* _Exercise prompt_
Find the string "votre" in the listing and report every line that has it.
— BEGIN Supplied material —
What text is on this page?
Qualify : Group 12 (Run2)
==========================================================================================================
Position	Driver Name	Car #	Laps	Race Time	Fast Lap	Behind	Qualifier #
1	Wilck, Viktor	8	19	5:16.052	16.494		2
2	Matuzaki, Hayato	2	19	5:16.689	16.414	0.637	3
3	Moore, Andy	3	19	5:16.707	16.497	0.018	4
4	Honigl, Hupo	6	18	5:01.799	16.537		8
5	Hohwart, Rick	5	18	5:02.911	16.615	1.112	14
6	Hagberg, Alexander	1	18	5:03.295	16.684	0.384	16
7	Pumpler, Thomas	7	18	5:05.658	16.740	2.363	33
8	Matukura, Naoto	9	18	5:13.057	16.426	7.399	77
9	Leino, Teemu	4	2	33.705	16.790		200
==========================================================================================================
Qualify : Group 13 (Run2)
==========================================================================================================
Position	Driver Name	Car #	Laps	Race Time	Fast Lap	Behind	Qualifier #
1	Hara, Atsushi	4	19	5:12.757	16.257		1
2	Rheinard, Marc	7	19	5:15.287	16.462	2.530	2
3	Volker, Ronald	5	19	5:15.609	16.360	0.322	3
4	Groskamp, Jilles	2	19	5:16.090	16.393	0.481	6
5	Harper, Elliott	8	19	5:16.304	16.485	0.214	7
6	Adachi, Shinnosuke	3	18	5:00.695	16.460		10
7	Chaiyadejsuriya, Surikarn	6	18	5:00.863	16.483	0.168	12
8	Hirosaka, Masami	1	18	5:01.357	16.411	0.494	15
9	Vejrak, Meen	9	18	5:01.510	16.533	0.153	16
— END Supplied material —
— BEGIN Supplied material —
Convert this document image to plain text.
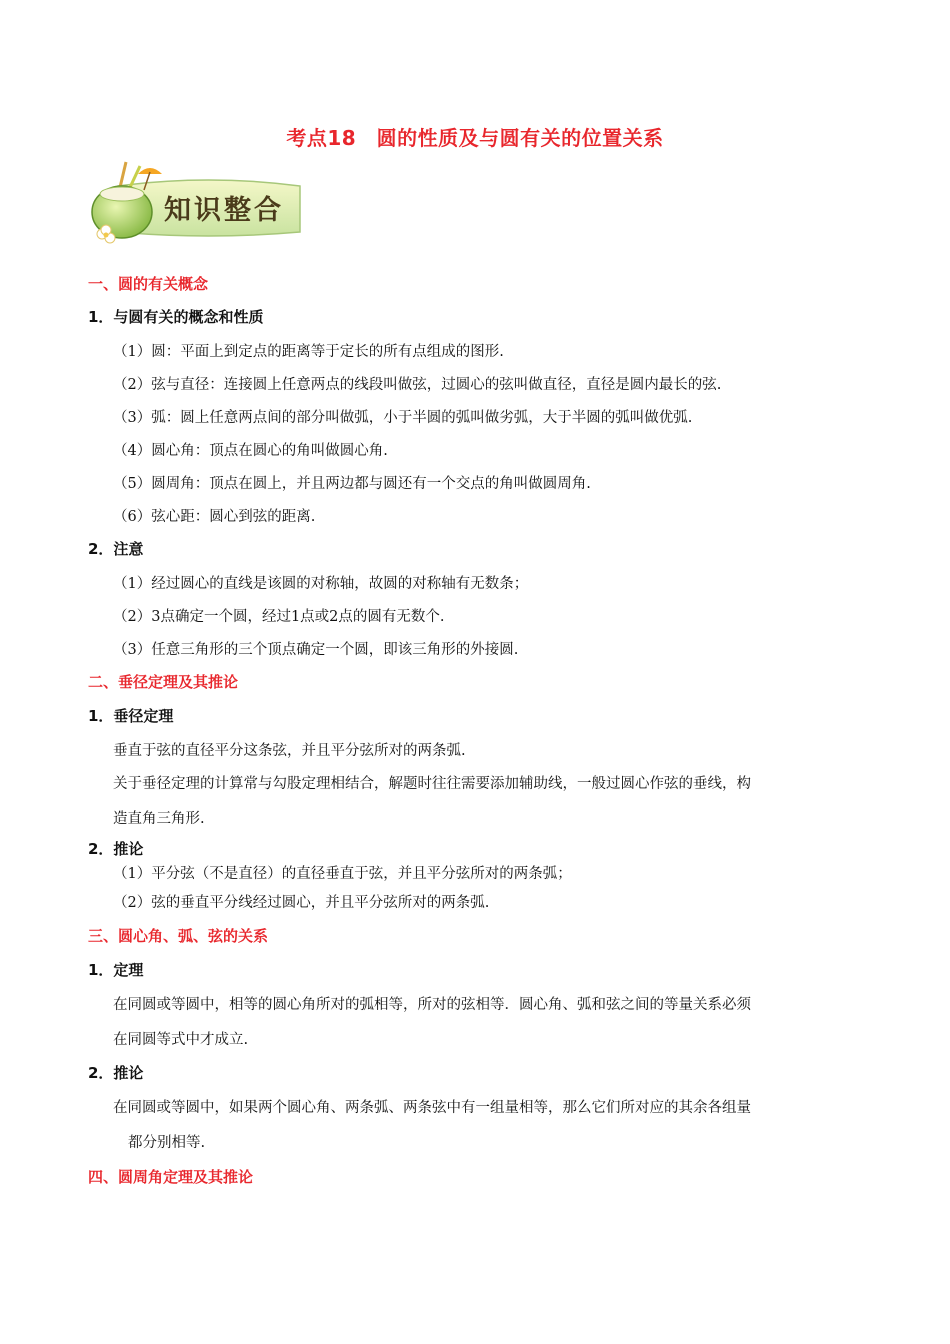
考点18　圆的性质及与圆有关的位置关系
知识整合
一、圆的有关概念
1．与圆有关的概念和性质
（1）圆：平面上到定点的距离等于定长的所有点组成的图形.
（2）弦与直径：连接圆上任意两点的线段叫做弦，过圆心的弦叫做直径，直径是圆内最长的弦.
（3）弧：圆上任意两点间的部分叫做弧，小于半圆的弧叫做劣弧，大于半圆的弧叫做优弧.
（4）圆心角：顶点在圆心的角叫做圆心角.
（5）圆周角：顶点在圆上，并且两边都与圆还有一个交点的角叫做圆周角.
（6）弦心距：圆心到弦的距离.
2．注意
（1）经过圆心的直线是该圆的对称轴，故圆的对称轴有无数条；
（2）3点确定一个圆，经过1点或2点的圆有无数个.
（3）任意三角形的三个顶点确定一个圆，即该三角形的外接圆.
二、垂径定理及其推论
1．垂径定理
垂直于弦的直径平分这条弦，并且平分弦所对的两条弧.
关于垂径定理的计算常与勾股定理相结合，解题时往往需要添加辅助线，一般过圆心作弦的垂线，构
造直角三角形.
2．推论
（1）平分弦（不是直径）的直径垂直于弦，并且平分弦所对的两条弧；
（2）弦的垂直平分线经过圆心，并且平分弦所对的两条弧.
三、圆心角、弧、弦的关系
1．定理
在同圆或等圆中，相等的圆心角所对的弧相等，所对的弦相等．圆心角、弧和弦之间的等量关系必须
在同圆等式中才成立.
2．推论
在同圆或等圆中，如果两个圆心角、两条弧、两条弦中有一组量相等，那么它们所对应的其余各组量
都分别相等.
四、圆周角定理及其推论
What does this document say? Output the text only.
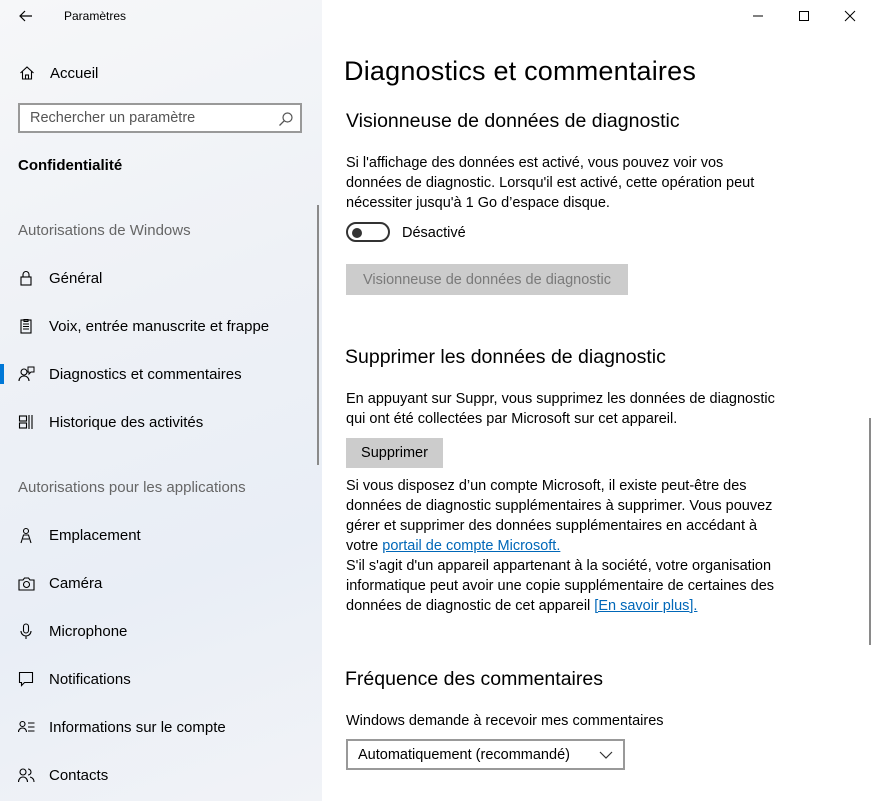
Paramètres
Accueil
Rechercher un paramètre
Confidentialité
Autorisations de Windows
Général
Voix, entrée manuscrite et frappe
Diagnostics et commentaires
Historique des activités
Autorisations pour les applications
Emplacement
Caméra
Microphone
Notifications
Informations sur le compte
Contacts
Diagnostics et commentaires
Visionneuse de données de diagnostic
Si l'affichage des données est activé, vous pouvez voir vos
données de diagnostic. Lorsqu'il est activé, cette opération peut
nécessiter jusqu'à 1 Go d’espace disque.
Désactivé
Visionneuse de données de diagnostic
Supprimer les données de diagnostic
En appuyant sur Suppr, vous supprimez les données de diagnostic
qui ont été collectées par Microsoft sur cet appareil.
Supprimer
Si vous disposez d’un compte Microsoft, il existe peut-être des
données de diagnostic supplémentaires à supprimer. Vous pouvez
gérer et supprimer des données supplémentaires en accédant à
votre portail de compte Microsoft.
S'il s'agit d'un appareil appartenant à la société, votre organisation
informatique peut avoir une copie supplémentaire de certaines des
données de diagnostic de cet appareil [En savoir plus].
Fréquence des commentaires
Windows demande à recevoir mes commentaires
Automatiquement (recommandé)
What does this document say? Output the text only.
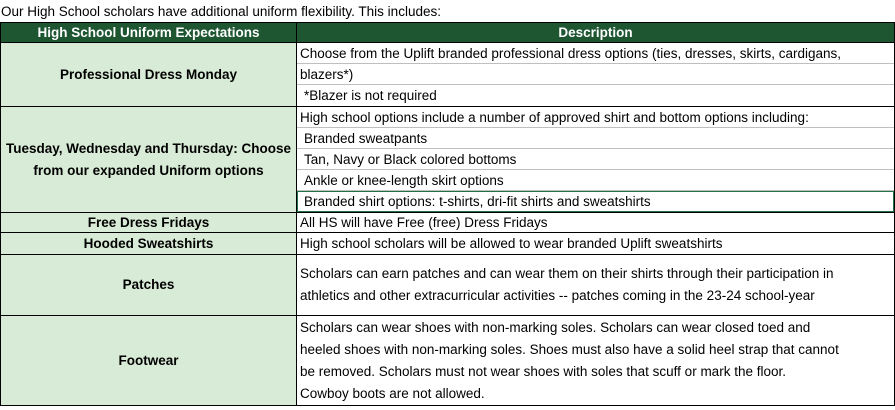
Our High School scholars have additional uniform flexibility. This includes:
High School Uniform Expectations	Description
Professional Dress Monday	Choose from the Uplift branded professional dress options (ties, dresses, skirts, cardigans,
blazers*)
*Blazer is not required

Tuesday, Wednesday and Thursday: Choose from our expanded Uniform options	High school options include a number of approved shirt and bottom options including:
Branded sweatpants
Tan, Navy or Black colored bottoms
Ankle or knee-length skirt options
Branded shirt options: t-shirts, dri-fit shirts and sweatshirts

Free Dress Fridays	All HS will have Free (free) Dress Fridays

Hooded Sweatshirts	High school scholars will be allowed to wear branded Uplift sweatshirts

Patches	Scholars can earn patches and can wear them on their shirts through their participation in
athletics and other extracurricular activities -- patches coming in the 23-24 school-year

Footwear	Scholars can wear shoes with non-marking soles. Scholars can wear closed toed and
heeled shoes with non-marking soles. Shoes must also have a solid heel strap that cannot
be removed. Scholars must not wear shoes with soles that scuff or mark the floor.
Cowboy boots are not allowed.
— END Supplied material —
— BEGIN Supplied material —
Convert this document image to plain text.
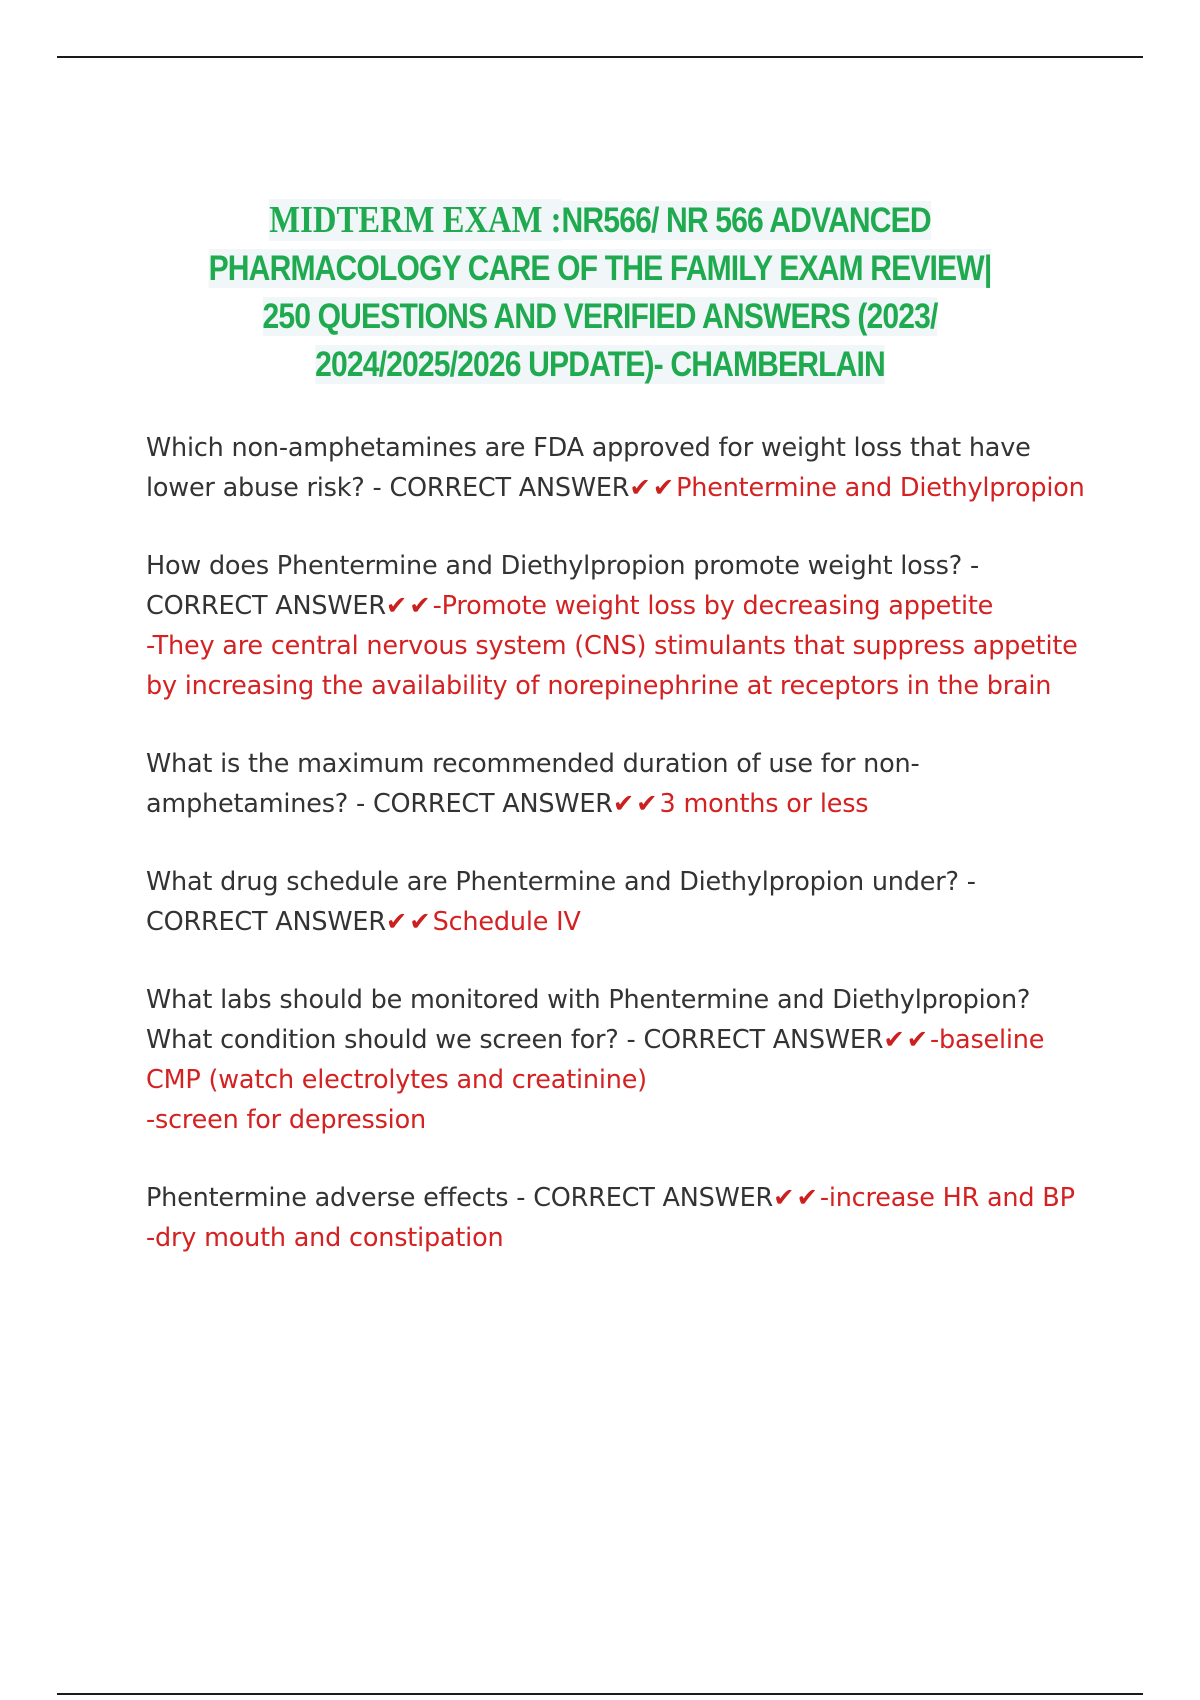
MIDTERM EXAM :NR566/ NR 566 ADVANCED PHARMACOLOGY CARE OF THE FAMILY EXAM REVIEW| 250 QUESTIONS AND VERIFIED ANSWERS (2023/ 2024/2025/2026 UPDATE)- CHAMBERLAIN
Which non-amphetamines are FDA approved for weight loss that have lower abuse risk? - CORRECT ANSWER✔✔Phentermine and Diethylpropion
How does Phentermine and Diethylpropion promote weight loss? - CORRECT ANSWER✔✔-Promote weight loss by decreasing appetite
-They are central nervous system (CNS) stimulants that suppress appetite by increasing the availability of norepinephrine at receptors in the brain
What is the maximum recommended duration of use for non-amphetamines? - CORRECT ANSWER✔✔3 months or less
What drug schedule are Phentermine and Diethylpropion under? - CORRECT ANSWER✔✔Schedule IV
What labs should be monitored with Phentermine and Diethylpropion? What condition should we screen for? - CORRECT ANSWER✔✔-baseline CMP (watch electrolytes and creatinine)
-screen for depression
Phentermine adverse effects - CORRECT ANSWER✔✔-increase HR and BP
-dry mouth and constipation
— END Supplied material —
* _Solution for this problem_
votre portail de compte Microsoft.
S'il s'agit d'un appareil appartenant à la société, votre organisation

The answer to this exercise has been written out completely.